◆ THE TASK ◆
Copy every line with the string "this" in it.

◆ INFORMATION GIVEN ◆
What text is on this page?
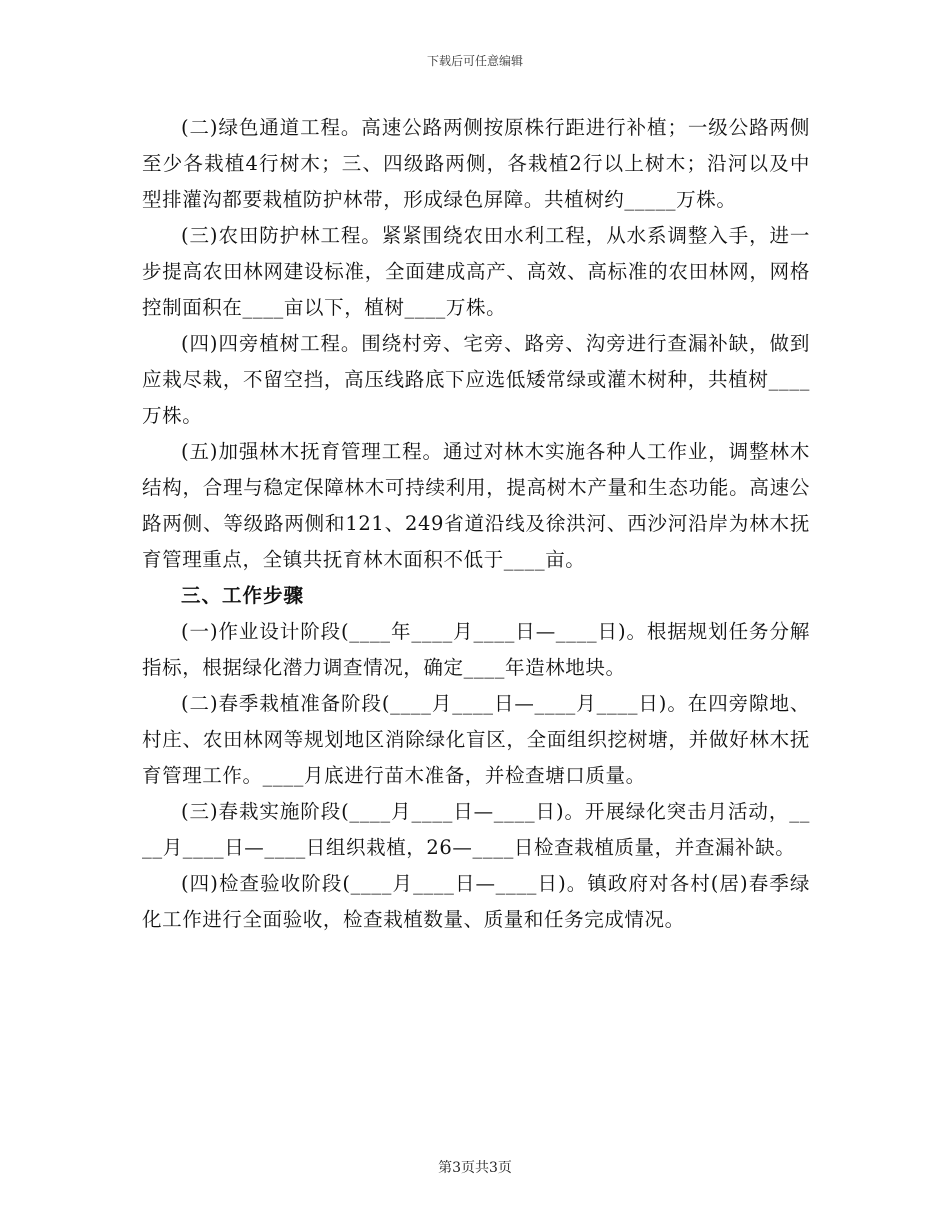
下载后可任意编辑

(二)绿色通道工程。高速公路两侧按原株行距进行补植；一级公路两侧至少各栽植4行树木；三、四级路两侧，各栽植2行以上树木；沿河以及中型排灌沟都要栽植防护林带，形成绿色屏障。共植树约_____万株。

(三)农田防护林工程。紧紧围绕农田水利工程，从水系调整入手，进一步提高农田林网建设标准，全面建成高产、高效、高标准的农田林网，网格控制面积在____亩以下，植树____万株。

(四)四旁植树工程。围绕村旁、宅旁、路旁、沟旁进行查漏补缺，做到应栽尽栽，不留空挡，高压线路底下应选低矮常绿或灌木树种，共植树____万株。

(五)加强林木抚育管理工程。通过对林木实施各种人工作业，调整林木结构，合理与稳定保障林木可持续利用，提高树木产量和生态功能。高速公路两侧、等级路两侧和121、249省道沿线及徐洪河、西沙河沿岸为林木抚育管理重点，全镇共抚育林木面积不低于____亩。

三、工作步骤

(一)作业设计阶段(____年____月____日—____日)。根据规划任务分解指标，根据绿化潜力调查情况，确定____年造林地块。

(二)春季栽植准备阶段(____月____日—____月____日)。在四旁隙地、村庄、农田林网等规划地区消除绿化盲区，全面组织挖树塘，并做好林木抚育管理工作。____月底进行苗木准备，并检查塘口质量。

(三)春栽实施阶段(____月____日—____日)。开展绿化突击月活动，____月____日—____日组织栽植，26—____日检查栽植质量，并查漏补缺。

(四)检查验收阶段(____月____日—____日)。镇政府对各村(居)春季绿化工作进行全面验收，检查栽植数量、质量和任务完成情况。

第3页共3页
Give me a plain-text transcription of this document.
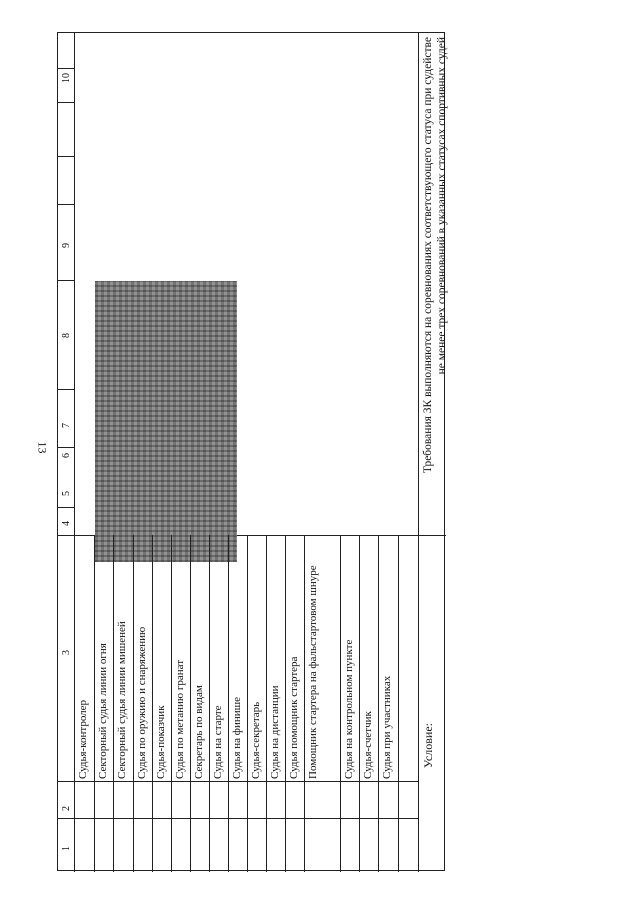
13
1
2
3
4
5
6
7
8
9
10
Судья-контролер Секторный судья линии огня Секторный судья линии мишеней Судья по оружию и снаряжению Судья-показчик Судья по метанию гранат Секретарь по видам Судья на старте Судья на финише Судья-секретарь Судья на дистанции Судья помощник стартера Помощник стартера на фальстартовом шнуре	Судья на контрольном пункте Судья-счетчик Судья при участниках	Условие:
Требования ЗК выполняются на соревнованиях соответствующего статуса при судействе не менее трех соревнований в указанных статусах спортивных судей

◆ WRITTEN ANSWER ◆
What text is on this page?
Give me a plain-text transcription of this document.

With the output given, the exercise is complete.